◆ Objective:
From the listing below, pull out every line where the string "listě" appears.

◆ Dataset excerpts:
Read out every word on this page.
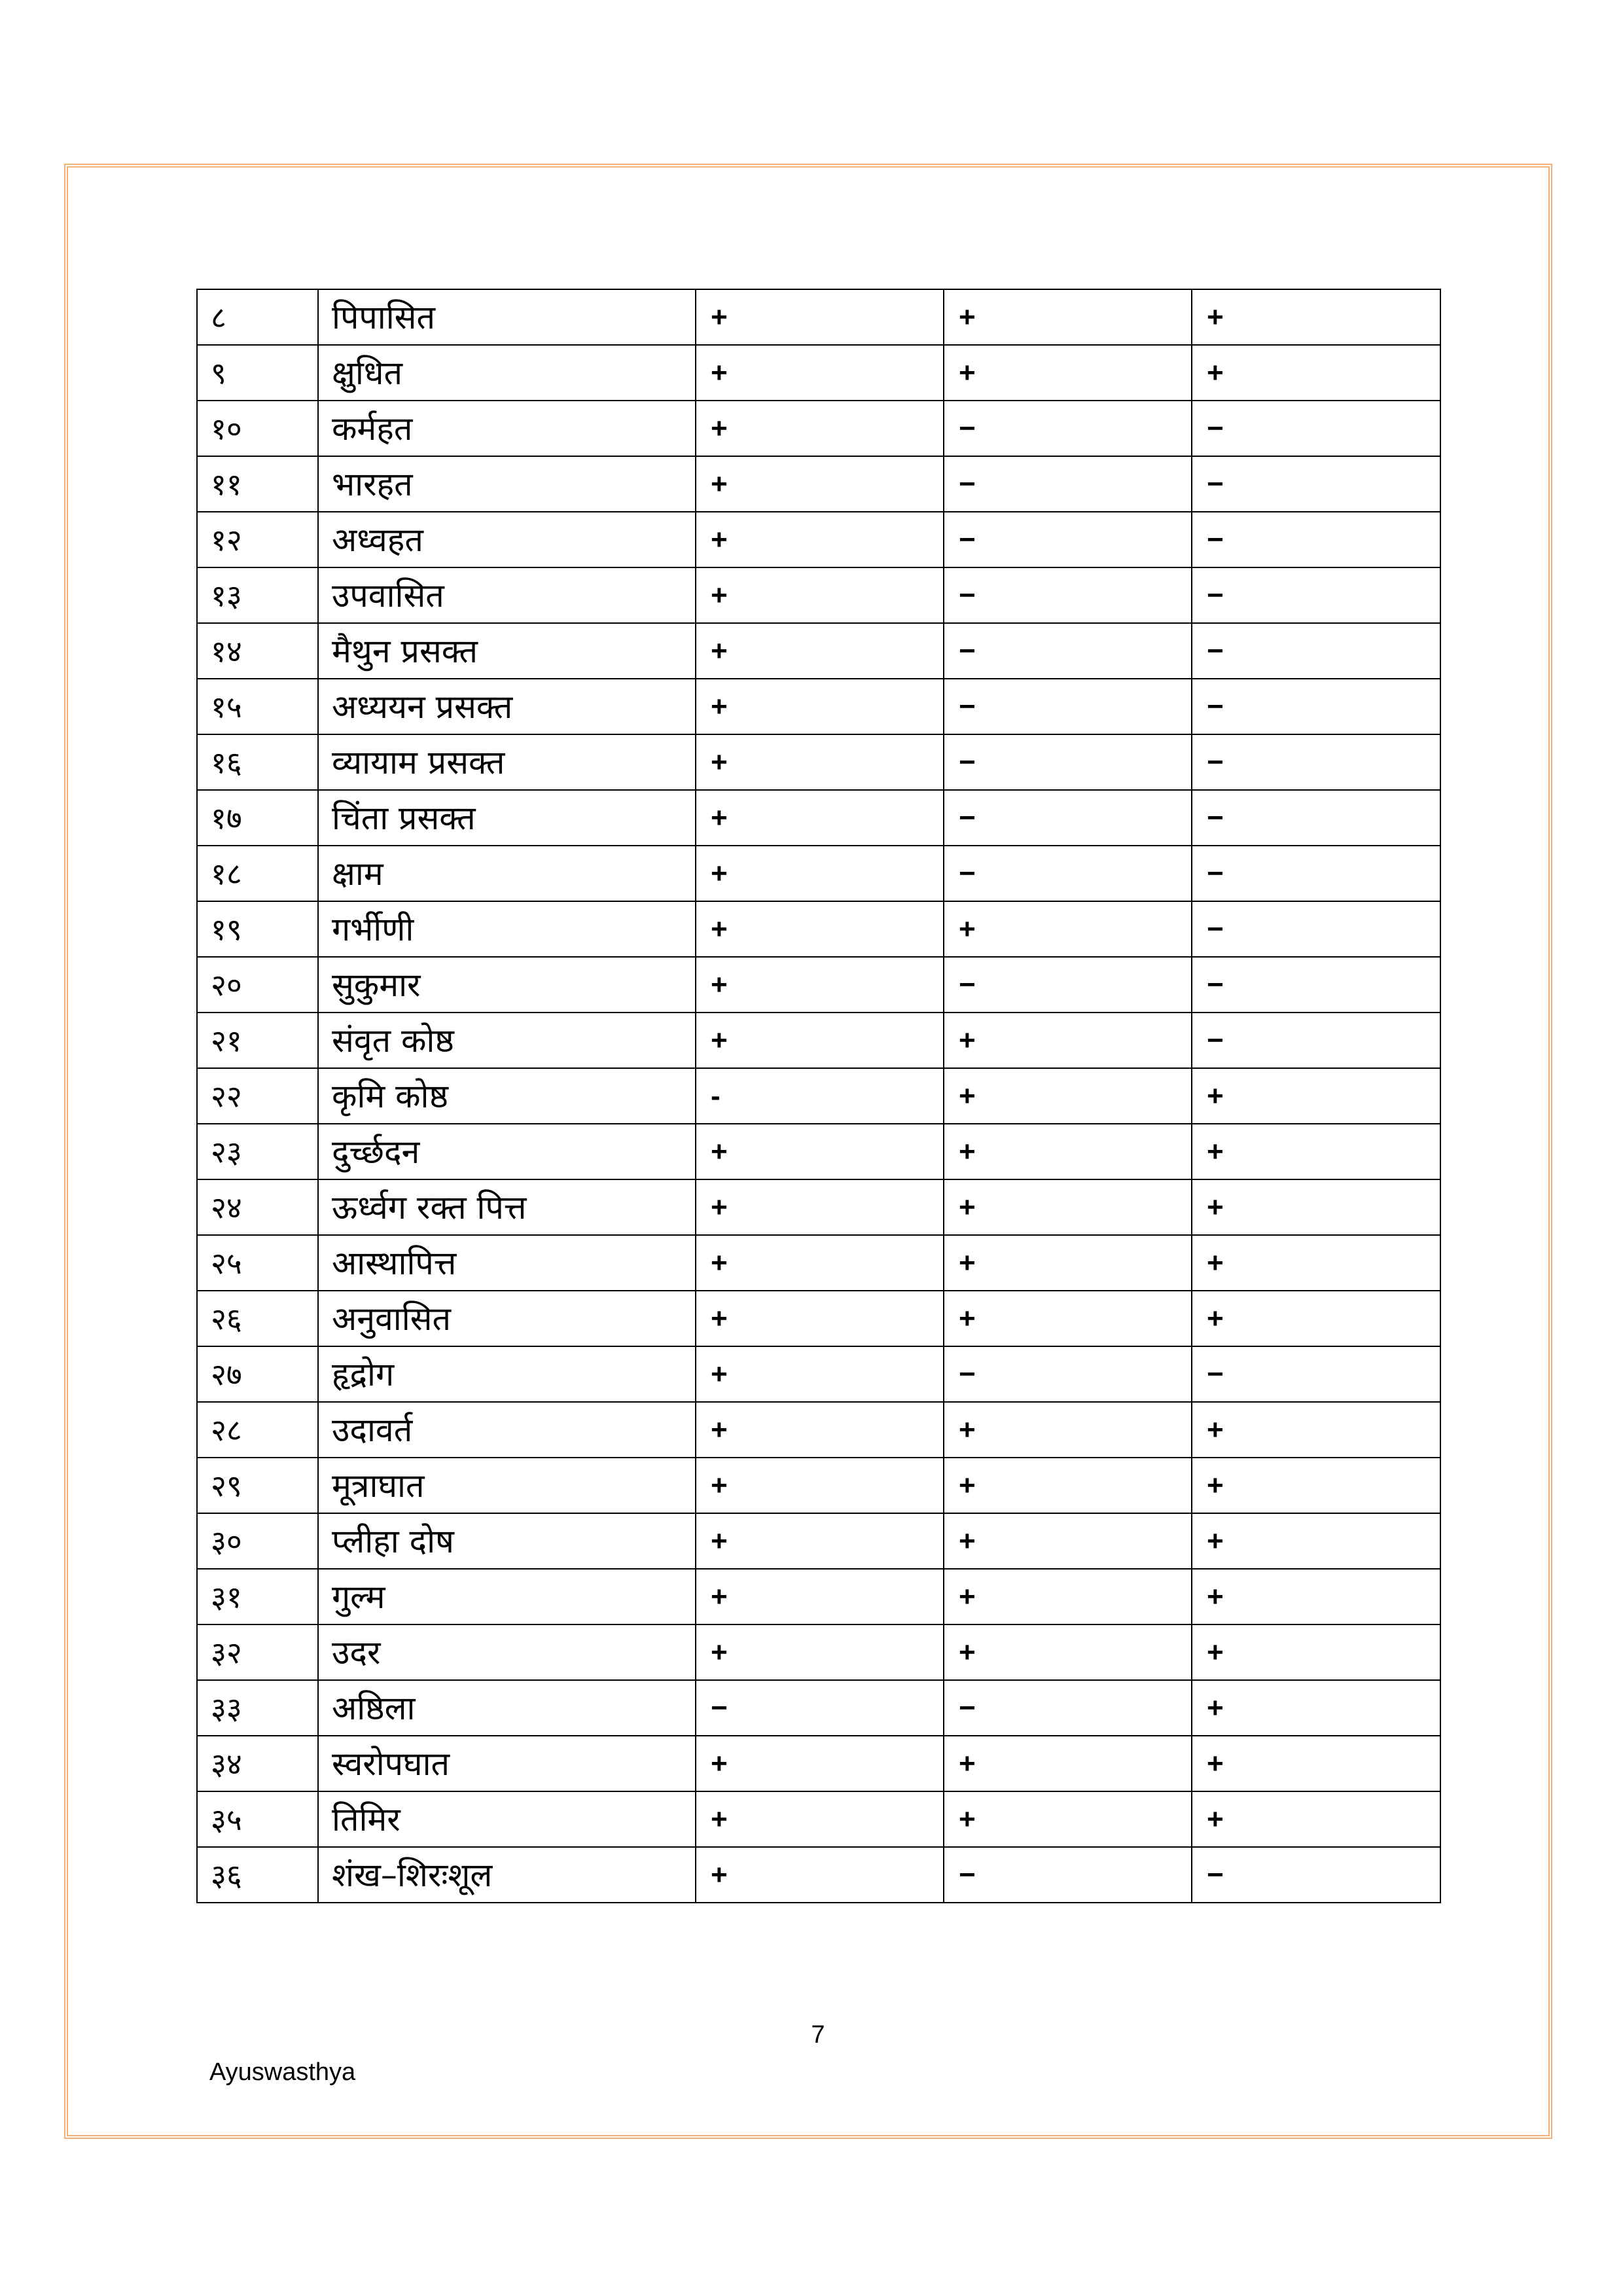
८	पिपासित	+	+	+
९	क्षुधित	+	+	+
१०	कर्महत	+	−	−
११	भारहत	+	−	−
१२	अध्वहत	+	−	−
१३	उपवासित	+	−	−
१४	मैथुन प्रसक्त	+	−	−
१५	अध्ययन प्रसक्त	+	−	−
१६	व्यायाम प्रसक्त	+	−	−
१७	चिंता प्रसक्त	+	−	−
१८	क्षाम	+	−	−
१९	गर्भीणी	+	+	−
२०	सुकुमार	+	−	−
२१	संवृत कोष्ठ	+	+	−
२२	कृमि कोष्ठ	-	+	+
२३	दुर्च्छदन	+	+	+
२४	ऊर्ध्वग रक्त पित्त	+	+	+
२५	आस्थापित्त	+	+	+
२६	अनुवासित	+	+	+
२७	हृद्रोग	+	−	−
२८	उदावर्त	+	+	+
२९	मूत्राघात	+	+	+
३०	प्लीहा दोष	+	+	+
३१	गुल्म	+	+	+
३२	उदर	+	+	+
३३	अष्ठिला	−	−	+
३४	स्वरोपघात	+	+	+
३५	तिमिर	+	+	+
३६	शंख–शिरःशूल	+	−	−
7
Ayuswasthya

* * *

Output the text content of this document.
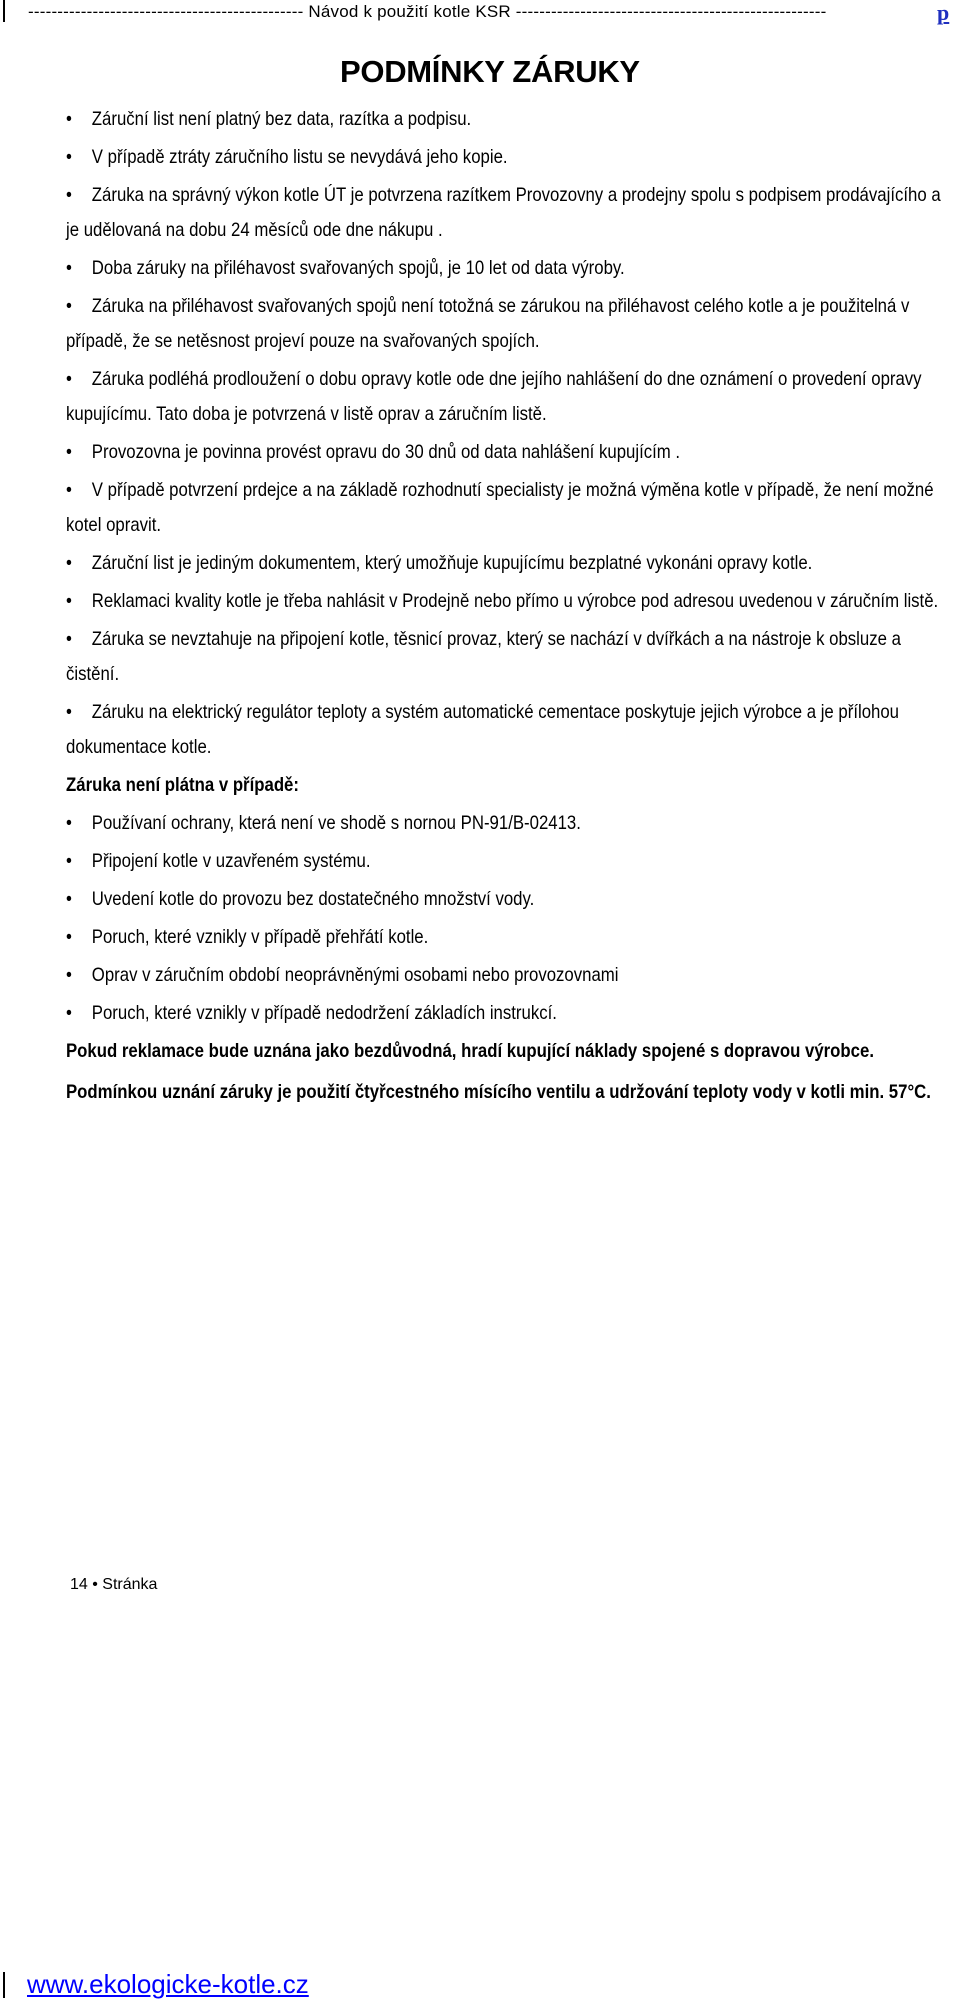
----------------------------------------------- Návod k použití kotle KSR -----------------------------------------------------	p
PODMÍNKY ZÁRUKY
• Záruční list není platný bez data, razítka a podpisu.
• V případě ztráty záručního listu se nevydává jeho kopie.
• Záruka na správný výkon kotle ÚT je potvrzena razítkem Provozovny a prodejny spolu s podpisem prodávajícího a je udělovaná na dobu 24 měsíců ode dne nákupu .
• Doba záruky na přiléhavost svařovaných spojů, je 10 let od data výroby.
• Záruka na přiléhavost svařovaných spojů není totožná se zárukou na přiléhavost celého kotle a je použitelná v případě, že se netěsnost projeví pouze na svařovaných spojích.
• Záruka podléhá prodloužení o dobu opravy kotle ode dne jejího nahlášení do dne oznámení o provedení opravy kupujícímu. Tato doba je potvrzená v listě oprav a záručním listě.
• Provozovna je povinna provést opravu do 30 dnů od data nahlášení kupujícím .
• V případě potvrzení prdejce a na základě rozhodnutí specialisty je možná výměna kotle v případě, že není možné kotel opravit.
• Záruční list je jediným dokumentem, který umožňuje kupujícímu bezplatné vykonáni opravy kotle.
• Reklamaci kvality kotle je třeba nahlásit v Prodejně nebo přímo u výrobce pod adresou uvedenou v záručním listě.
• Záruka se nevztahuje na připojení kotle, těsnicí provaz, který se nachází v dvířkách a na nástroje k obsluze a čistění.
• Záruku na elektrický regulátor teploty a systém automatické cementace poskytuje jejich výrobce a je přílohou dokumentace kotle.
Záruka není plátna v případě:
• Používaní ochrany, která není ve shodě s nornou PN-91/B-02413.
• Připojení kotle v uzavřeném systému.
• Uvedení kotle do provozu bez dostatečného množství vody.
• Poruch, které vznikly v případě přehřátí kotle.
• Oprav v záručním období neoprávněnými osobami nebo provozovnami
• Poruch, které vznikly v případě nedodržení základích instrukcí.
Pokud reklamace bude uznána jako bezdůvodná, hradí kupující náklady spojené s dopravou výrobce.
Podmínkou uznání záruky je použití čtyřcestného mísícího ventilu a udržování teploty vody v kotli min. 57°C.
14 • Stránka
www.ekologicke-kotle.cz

...

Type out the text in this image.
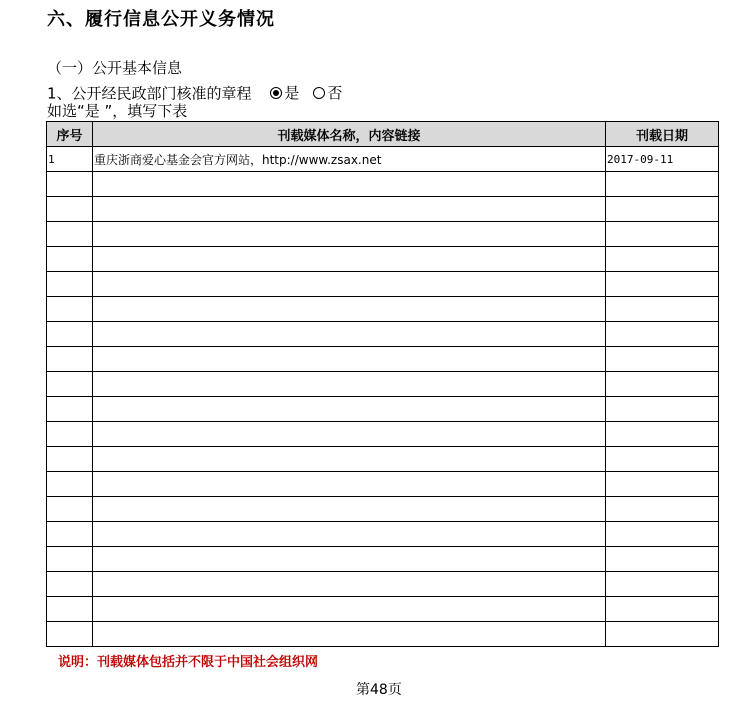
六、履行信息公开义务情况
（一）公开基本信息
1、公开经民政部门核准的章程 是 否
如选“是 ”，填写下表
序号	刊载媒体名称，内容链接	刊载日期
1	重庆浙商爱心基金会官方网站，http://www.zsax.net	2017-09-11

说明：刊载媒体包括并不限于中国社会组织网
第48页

◆ Written solution:
• Záruka podléhá prodloužení o dobu opravy kotle ode dne jejího nahlášení do dne oznámení o provedení opravy kupujícímu. Tato doba je potvrzená v listě oprav a záručním listě.
• Reklamaci kvality kotle je třeba nahlásit v Prodejně nebo přímo u výrobce pod adresou uvedenou v záručním listě.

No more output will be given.